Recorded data

>>>>

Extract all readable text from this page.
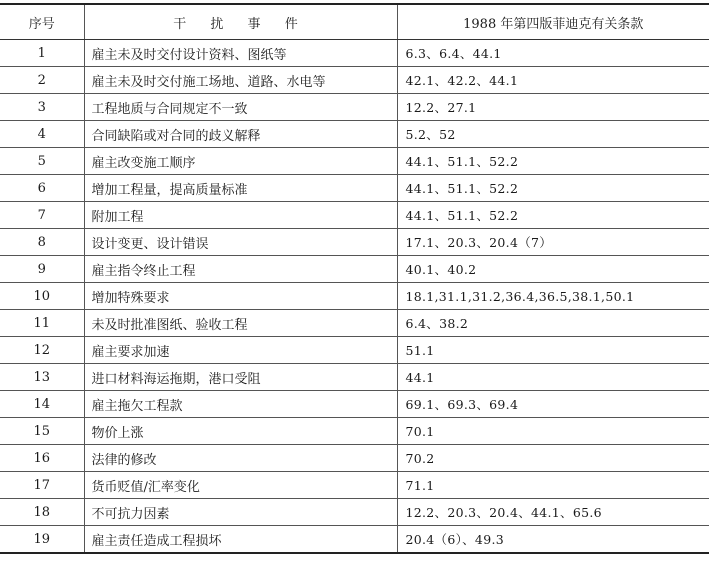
序号	干 扰 事 件	1988 年第四版菲迪克有关条款
1	雇主未及时交付设计资料、图纸等	6.3、6.4、44.1
2	雇主未及时交付施工场地、道路、水电等	42.1、42.2、44.1
3	工程地质与合同规定不一致	12.2、27.1
4	合同缺陷或对合同的歧义解释	5.2、52
5	雇主改变施工顺序	44.1、51.1、52.2
6	增加工程量，提高质量标准	44.1、51.1、52.2
7	附加工程	44.1、51.1、52.2
8	设计变更、设计错误	17.1、20.3、20.4（7）
9	雇主指令终止工程	40.1、40.2
10	增加特殊要求	18.1,31.1,31.2,36.4,36.5,38.1,50.1
11	未及时批准图纸、验收工程	6.4、38.2
12	雇主要求加速	51.1
13	进口材料海运拖期，港口受阻	44.1
14	雇主拖欠工程款	69.1、69.3、69.4
15	物价上涨	70.1
16	法律的修改	70.2
17	货币贬值/汇率变化	71.1
18	不可抗力因素	12.2、20.3、20.4、44.1、65.6
19	雇主责任造成工程损坏	20.4（6）、49.3
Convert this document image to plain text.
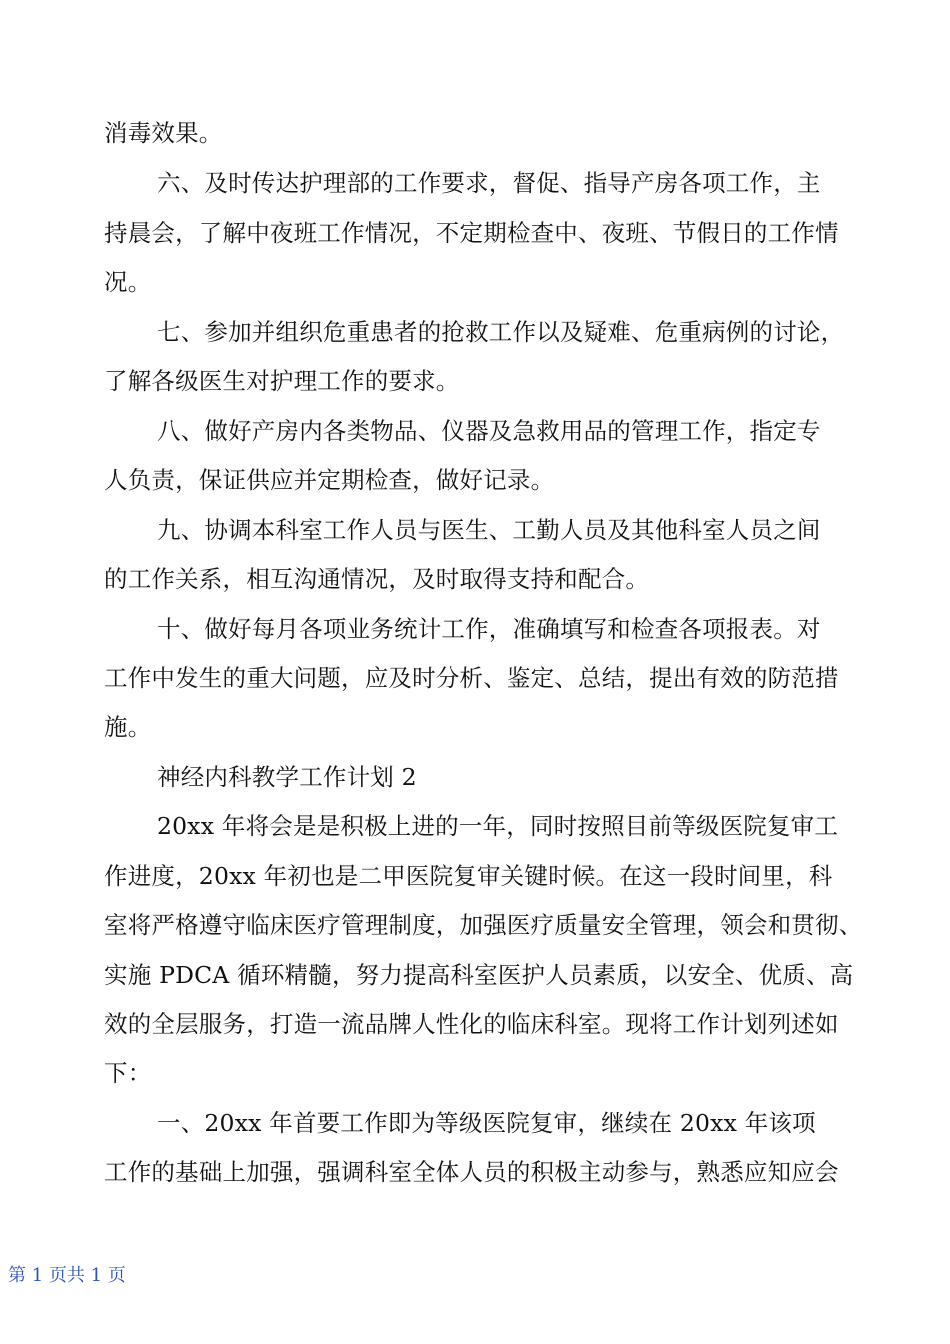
消毒效果。
六、及时传达护理部的工作要求，督促、指导产房各项工作，主
持晨会，了解中夜班工作情况，不定期检查中、夜班、节假日的工作情
况。
七、参加并组织危重患者的抢救工作以及疑难、危重病例的讨论，
了解各级医生对护理工作的要求。
八、做好产房内各类物品、仪器及急救用品的管理工作，指定专
人负责，保证供应并定期检查，做好记录。
九、协调本科室工作人员与医生、工勤人员及其他科室人员之间
的工作关系，相互沟通情况，及时取得支持和配合。
十、做好每月各项业务统计工作，准确填写和检查各项报表。对
工作中发生的重大问题，应及时分析、鉴定、总结，提出有效的防范措
施。
神经内科教学工作计划 2
20xx 年将会是是积极上进的一年，同时按照目前等级医院复审工
作进度，20xx 年初也是二甲医院复审关键时候。在这一段时间里，科
室将严格遵守临床医疗管理制度，加强医疗质量安全管理，领会和贯彻、
实施 PDCA 循环精髓，努力提高科室医护人员素质，以安全、优质、高
效的全层服务，打造一流品牌人性化的临床科室。现将工作计划列述如
下：
一、20xx 年首要工作即为等级医院复审，继续在 20xx 年该项
工作的基础上加强，强调科室全体人员的积极主动参与，熟悉应知应会
第 1 页共 1 页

<<<<

The problem - Reproduce the data word for word, excluding its pictures.

Exercise answer -
Extract all readable text from this page.
序号	干 扰 事 件	1988 年第四版菲迪克有关条款
1	雇主未及时交付设计资料、图纸等	6.3、6.4、44.1
2	雇主未及时交付施工场地、道路、水电等	42.1、42.2、44.1
3	工程地质与合同规定不一致	12.2、27.1
4	合同缺陷或对合同的歧义解释	5.2、52
5	雇主改变施工顺序	44.1、51.1、52.2
6	增加工程量，提高质量标准	44.1、51.1、52.2
7	附加工程	44.1、51.1、52.2
8	设计变更、设计错误	17.1、20.3、20.4（7）
9	雇主指令终止工程	40.1、40.2
10	增加特殊要求	18.1,31.1,31.2,36.4,36.5,38.1,50.1
11	未及时批准图纸、验收工程	6.4、38.2
12	雇主要求加速	51.1
13	进口材料海运拖期，港口受阻	44.1
14	雇主拖欠工程款	69.1、69.3、69.4
15	物价上涨	70.1
16	法律的修改	70.2
17	货币贬值/汇率变化	71.1
18	不可抗力因素	12.2、20.3、20.4、44.1、65.6
19	雇主责任造成工程损坏	20.4（6）、49.3
Convert this document image to plain text.
消毒效果。
六、及时传达护理部的工作要求，督促、指导产房各项工作，主
持晨会，了解中夜班工作情况，不定期检查中、夜班、节假日的工作情
况。
七、参加并组织危重患者的抢救工作以及疑难、危重病例的讨论，
了解各级医生对护理工作的要求。
八、做好产房内各类物品、仪器及急救用品的管理工作，指定专
人负责，保证供应并定期检查，做好记录。
九、协调本科室工作人员与医生、工勤人员及其他科室人员之间
的工作关系，相互沟通情况，及时取得支持和配合。
十、做好每月各项业务统计工作，准确填写和检查各项报表。对
工作中发生的重大问题，应及时分析、鉴定、总结，提出有效的防范措
施。
神经内科教学工作计划 2
20xx 年将会是是积极上进的一年，同时按照目前等级医院复审工
作进度，20xx 年初也是二甲医院复审关键时候。在这一段时间里，科
室将严格遵守临床医疗管理制度，加强医疗质量安全管理，领会和贯彻、
实施 PDCA 循环精髓，努力提高科室医护人员素质，以安全、优质、高
效的全层服务，打造一流品牌人性化的临床科室。现将工作计划列述如
下：
一、20xx 年首要工作即为等级医院复审，继续在 20xx 年该项
工作的基础上加强，强调科室全体人员的积极主动参与，熟悉应知应会
第 1 页共 1 页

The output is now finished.